- Given task: Pull out from the material below all lines with "expenses".
──────────────────────────────
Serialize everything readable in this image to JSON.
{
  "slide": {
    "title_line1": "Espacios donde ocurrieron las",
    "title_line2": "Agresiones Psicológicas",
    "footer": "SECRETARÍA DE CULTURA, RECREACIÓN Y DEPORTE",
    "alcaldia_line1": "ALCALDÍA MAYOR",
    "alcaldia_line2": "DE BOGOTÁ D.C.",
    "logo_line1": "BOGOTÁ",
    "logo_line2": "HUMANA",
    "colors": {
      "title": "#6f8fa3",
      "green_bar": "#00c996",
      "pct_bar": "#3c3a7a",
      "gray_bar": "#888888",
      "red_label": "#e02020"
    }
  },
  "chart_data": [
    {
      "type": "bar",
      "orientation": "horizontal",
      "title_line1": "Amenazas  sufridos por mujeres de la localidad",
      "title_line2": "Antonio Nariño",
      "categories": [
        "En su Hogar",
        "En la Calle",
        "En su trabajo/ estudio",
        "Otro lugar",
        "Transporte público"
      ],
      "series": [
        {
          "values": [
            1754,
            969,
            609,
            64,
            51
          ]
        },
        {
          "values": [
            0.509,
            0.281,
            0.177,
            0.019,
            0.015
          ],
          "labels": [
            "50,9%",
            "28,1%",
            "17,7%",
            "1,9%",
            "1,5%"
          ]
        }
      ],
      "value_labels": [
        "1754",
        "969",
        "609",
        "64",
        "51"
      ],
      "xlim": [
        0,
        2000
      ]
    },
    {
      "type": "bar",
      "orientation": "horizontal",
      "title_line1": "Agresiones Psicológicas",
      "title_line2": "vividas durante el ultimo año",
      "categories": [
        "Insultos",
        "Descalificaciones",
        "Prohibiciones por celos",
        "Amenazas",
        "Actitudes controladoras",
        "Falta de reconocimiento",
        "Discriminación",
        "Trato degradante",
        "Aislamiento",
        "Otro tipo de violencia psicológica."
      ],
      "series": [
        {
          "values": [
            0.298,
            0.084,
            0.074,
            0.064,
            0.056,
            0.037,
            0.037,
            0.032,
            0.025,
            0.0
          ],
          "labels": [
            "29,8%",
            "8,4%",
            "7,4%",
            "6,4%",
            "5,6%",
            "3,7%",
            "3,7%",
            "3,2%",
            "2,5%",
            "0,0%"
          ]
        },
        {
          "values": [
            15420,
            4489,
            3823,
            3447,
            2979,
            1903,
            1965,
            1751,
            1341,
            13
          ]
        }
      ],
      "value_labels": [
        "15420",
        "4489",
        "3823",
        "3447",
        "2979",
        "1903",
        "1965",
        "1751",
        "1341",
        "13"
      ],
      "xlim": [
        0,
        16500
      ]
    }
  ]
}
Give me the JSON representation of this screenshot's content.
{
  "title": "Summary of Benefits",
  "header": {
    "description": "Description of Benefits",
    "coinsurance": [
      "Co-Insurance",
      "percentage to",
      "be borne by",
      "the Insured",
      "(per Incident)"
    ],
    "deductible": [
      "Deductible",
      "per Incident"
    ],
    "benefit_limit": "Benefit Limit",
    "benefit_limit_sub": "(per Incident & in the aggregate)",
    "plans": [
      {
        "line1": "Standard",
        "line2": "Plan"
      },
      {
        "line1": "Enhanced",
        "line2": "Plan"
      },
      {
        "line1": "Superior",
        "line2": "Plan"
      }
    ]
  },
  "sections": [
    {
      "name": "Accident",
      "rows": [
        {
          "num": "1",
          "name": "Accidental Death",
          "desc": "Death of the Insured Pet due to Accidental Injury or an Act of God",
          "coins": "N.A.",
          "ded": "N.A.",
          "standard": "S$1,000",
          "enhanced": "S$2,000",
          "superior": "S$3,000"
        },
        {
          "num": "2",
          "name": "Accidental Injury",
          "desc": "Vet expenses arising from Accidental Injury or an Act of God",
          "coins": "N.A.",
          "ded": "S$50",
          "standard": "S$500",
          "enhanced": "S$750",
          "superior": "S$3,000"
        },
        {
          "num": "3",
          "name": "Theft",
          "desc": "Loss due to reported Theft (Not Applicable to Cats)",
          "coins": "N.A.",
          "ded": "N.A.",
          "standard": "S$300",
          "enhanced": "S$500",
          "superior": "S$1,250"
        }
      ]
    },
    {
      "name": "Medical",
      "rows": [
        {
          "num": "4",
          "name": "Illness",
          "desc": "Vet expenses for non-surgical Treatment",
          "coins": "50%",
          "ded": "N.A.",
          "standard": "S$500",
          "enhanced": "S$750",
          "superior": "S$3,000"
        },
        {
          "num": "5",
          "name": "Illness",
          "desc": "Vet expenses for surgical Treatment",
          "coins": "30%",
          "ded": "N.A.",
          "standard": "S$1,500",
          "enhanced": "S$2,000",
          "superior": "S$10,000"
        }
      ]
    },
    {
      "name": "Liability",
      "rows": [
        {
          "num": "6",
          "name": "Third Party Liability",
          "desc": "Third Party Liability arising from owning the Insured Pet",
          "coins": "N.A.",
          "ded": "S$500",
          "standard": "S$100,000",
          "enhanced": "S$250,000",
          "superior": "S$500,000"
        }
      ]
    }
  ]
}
──────────────────────────────
- Reply to the task:
          "desc": "Vet expenses arising from Accidental Injury or an Act of God",
          "desc": "Vet expenses for non-surgical Treatment",
          "desc": "Vet expenses for surgical Treatment",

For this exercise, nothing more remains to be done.